EXTRACTED DATA
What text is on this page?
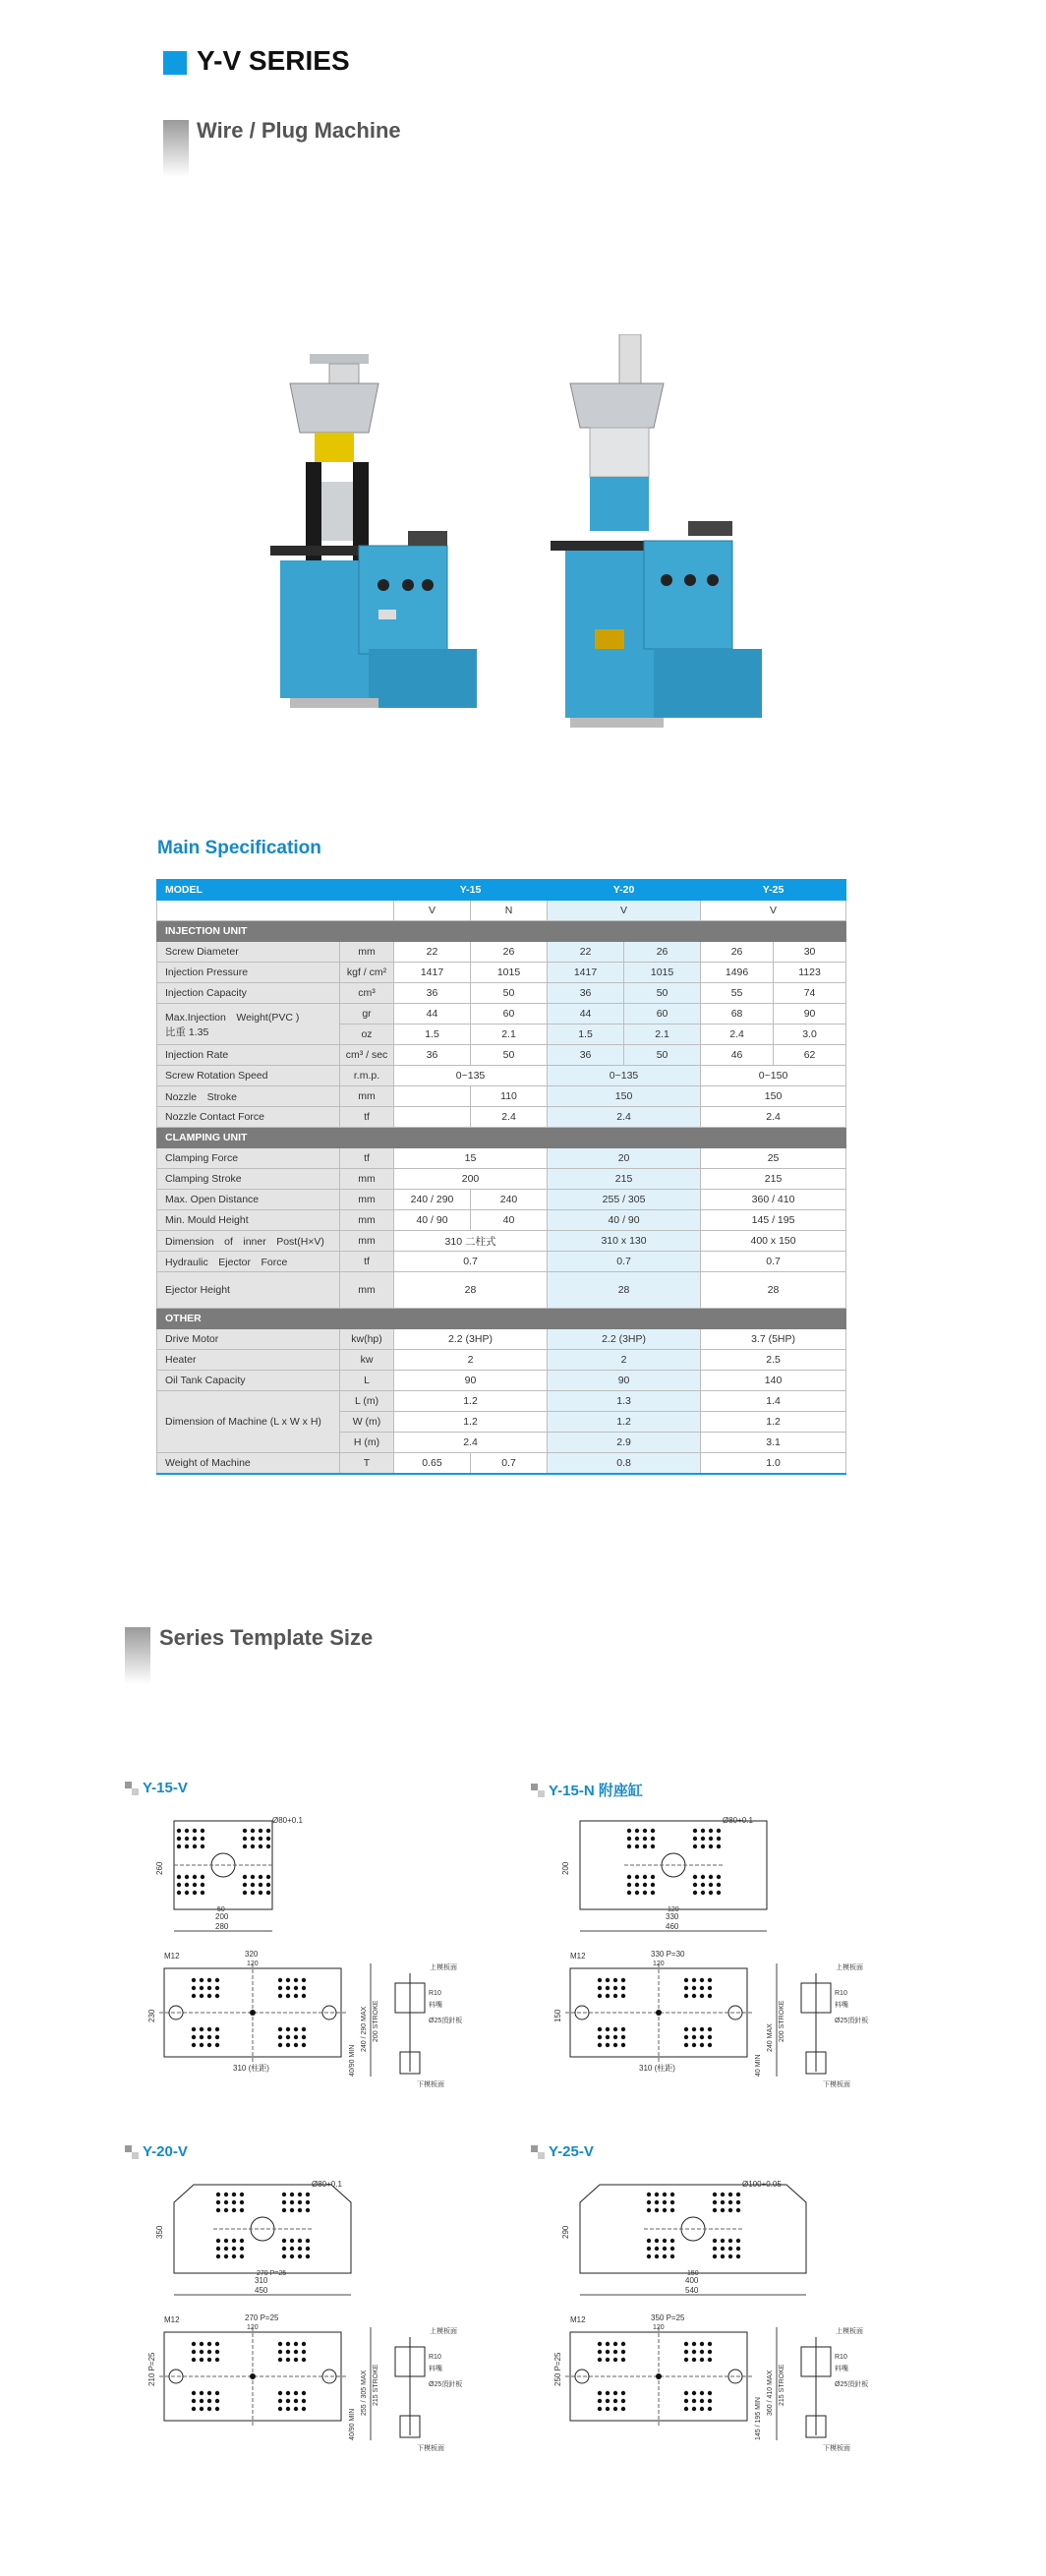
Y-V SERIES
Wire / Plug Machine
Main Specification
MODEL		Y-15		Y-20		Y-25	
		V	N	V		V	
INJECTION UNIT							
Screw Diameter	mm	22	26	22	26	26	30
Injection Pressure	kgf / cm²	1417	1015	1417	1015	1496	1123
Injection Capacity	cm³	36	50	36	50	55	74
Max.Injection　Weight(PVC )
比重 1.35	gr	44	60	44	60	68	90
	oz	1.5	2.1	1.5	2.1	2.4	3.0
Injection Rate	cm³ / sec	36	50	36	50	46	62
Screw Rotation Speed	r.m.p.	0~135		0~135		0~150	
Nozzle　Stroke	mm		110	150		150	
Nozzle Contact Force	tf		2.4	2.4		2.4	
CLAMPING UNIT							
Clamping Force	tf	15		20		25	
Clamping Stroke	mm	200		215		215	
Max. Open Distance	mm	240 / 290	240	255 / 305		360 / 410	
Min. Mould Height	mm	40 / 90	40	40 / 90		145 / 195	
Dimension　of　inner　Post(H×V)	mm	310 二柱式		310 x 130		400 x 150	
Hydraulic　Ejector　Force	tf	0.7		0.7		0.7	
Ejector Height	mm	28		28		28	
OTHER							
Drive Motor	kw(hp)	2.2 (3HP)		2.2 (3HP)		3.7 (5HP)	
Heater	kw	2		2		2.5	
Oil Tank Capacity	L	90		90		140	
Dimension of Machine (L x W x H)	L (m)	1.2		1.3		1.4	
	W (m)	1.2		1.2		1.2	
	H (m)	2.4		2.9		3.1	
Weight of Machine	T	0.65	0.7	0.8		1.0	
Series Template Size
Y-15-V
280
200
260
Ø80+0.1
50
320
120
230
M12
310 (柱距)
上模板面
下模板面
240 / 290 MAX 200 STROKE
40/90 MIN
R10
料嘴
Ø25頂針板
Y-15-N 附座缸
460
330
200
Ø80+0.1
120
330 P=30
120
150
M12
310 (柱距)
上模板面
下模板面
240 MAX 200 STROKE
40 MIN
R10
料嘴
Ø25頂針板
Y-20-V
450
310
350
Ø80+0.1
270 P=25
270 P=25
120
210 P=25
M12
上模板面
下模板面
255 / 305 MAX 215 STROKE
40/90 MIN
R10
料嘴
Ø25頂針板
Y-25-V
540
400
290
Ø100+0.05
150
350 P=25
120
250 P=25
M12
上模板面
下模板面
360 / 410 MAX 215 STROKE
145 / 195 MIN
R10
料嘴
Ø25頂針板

EXERCISE OBJECTIVE
Looking at the records above, say how many lines hold the string "Weight". Write nothing but the number.

FINISHED EXERCISE
2